_EXERCISE AIM_: In the records that follow, locate every line with "granular" and extract it.
[[ RECORDS FOR THIS TASK, beginning ]]
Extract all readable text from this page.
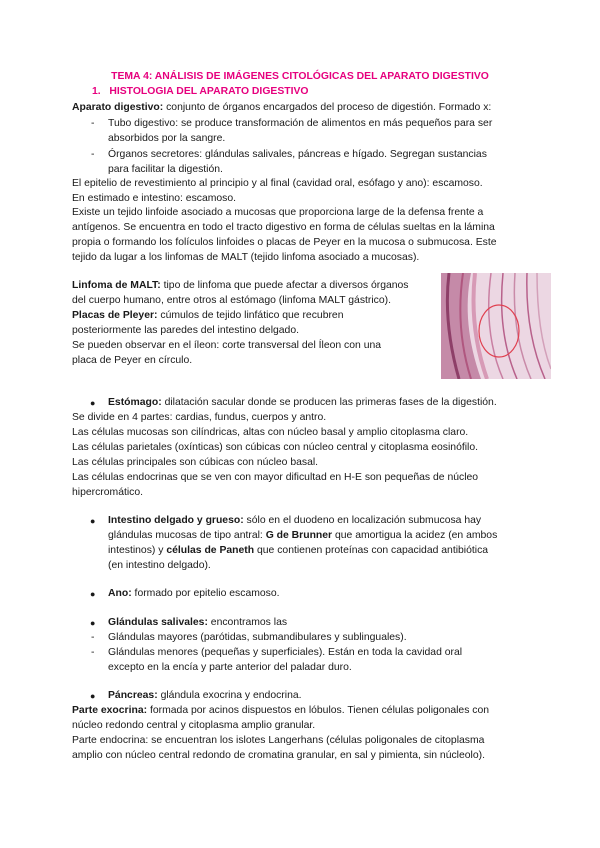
TEMA 4: ANÁLISIS DE IMÁGENES CITOLÓGICAS DEL APARATO DIGESTIVO
1. HISTOLOGIA DEL APARATO DIGESTIVO
Aparato digestivo: conjunto de órganos encargados del proceso de digestión. Formado x:
- Tubo digestivo: se produce transformación de alimentos en más pequeños para ser
absorbidos por la sangre.
- Órganos secretores: glándulas salivales, páncreas e hígado. Segregan sustancias
para facilitar la digestión.
El epitelio de revestimiento al principio y al final (cavidad oral, esófago y ano): escamoso.
En estimado e intestino: escamoso.
Existe un tejido linfoide asociado a mucosas que proporciona large de la defensa frente a
antígenos. Se encuentra en todo el tracto digestivo en forma de células sueltas en la lámina
propia o formando los folículos linfoides o placas de Peyer en la mucosa o submucosa. Este
tejido da lugar a los linfomas de MALT (tejido linfoma asociado a mucosas).
Linfoma de MALT: tipo de linfoma que puede afectar a diversos órganos
del cuerpo humano, entre otros al estómago (linfoma MALT gástrico).
Placas de Pleyer: cúmulos de tejido linfático que recubren
posteriormente las paredes del intestino delgado.
Se pueden observar en el íleon: corte transversal del Íleon con una
placa de Peyer en círculo.
● Estómago: dilatación sacular donde se producen las primeras fases de la digestión.
Se divide en 4 partes: cardias, fundus, cuerpos y antro.
Las células mucosas son cilíndricas, altas con núcleo basal y amplio citoplasma claro.
Las células parietales (oxínticas) son cúbicas con núcleo central y citoplasma eosinófilo.
Las células principales son cúbicas con núcleo basal.
Las células endocrinas que se ven con mayor dificultad en H-E son pequeñas de núcleo
hipercromático.
● Intestino delgado y grueso: sólo en el duodeno en localización submucosa hay
glándulas mucosas de tipo antral: G de Brunner que amortigua la acidez (en ambos
intestinos) y células de Paneth que contienen proteínas con capacidad antibiótica
(en intestino delgado).
● Ano: formado por epitelio escamoso.
● Glándulas salivales: encontramos las
- Glándulas mayores (parótidas, submandibulares y sublinguales).
- Glándulas menores (pequeñas y superficiales). Están en toda la cavidad oral
excepto en la encía y parte anterior del paladar duro.
● Páncreas: glándula exocrina y endocrina.
Parte exocrina: formada por acinos dispuestos en lóbulos. Tienen células poligonales con
núcleo redondo central y citoplasma amplio granular.
Parte endocrina: se encuentran los islotes Langerhans (células poligonales de citoplasma
amplio con núcleo central redondo de cromatina granular, en sal y pimienta, sin núcleolo).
[[ RECORDS FOR THIS TASK, end ]]
_OUTPUT BELOW_:
núcleo redondo central y citoplasma amplio granular.
amplio con núcleo central redondo de cromatina granular, en sal y pimienta, sin núcleolo).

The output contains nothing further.